• Exercise task: Repeat each line word for word.

Start

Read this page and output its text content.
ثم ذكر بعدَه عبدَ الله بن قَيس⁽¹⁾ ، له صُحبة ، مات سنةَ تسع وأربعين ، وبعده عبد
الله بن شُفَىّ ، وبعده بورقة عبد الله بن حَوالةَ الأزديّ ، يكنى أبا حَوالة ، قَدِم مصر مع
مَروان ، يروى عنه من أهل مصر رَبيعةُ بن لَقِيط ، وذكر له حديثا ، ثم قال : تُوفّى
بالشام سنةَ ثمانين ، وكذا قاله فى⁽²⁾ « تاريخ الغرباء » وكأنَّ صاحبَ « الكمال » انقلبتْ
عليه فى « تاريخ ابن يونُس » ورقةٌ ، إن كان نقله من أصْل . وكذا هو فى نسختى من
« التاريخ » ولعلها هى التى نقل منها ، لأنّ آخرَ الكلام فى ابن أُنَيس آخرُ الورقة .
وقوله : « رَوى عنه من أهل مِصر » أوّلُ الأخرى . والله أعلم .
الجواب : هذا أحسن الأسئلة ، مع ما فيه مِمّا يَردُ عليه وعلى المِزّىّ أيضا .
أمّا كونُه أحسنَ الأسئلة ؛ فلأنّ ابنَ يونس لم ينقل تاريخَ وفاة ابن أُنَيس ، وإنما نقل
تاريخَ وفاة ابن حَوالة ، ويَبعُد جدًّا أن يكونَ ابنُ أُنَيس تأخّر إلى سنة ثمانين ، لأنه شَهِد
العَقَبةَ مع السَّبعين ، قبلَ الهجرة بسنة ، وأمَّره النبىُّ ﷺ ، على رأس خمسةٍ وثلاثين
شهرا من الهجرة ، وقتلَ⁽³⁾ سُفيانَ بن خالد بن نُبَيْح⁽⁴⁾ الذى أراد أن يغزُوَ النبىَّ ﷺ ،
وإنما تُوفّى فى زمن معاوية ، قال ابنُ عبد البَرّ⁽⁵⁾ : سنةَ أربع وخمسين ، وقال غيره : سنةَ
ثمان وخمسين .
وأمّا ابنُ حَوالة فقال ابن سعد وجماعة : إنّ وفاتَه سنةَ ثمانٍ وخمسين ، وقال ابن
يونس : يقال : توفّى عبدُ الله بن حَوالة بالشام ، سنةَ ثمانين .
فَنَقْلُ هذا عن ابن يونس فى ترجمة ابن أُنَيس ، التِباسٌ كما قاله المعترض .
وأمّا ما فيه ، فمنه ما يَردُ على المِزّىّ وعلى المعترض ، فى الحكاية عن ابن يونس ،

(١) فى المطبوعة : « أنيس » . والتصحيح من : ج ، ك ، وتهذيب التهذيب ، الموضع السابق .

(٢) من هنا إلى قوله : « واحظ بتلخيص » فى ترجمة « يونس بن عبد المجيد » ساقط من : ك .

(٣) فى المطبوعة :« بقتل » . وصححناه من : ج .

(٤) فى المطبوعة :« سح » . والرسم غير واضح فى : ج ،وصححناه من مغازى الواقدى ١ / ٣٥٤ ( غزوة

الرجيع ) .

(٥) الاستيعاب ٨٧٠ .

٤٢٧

End

• Task output:
Read this page and output its text content.
ثم ذكر بعدَه عبدَ الله بن قَيس⁽¹⁾ ، له صُحبة ، مات سنةَ تسع وأربعين ، وبعده عبد
الله بن شُفَىّ ، وبعده بورقة عبد الله بن حَوالةَ الأزديّ ، يكنى أبا حَوالة ، قَدِم مصر مع
مَروان ، يروى عنه من أهل مصر رَبيعةُ بن لَقِيط ، وذكر له حديثا ، ثم قال : تُوفّى
بالشام سنةَ ثمانين ، وكذا قاله فى⁽²⁾ « تاريخ الغرباء » وكأنَّ صاحبَ « الكمال » انقلبتْ
عليه فى « تاريخ ابن يونُس » ورقةٌ ، إن كان نقله من أصْل . وكذا هو فى نسختى من
« التاريخ » ولعلها هى التى نقل منها ، لأنّ آخرَ الكلام فى ابن أُنَيس آخرُ الورقة .
وقوله : « رَوى عنه من أهل مِصر » أوّلُ الأخرى . والله أعلم .
الجواب : هذا أحسن الأسئلة ، مع ما فيه مِمّا يَردُ عليه وعلى المِزّىّ أيضا .
أمّا كونُه أحسنَ الأسئلة ؛ فلأنّ ابنَ يونس لم ينقل تاريخَ وفاة ابن أُنَيس ، وإنما نقل
تاريخَ وفاة ابن حَوالة ، ويَبعُد جدًّا أن يكونَ ابنُ أُنَيس تأخّر إلى سنة ثمانين ، لأنه شَهِد
العَقَبةَ مع السَّبعين ، قبلَ الهجرة بسنة ، وأمَّره النبىُّ ﷺ ، على رأس خمسةٍ وثلاثين
شهرا من الهجرة ، وقتلَ⁽³⁾ سُفيانَ بن خالد بن نُبَيْح⁽⁴⁾ الذى أراد أن يغزُوَ النبىَّ ﷺ ،
وإنما تُوفّى فى زمن معاوية ، قال ابنُ عبد البَرّ⁽⁵⁾ : سنةَ أربع وخمسين ، وقال غيره : سنةَ
ثمان وخمسين .
وأمّا ابنُ حَوالة فقال ابن سعد وجماعة : إنّ وفاتَه سنةَ ثمانٍ وخمسين ، وقال ابن
يونس : يقال : توفّى عبدُ الله بن حَوالة بالشام ، سنةَ ثمانين .
فَنَقْلُ هذا عن ابن يونس فى ترجمة ابن أُنَيس ، التِباسٌ كما قاله المعترض .
وأمّا ما فيه ، فمنه ما يَردُ على المِزّىّ وعلى المعترض ، فى الحكاية عن ابن يونس ،

(١) فى المطبوعة : « أنيس » . والتصحيح من : ج ، ك ، وتهذيب التهذيب ، الموضع السابق .

(٢) من هنا إلى قوله : « واحظ بتلخيص » فى ترجمة « يونس بن عبد المجيد » ساقط من : ك .

(٣) فى المطبوعة :« بقتل » . وصححناه من : ج .

(٤) فى المطبوعة :« سح » . والرسم غير واضح فى : ج ،وصححناه من مغازى الواقدى ١ / ٣٥٤ ( غزوة

الرجيع ) .

(٥) الاستيعاب ٨٧٠ .

٤٢٧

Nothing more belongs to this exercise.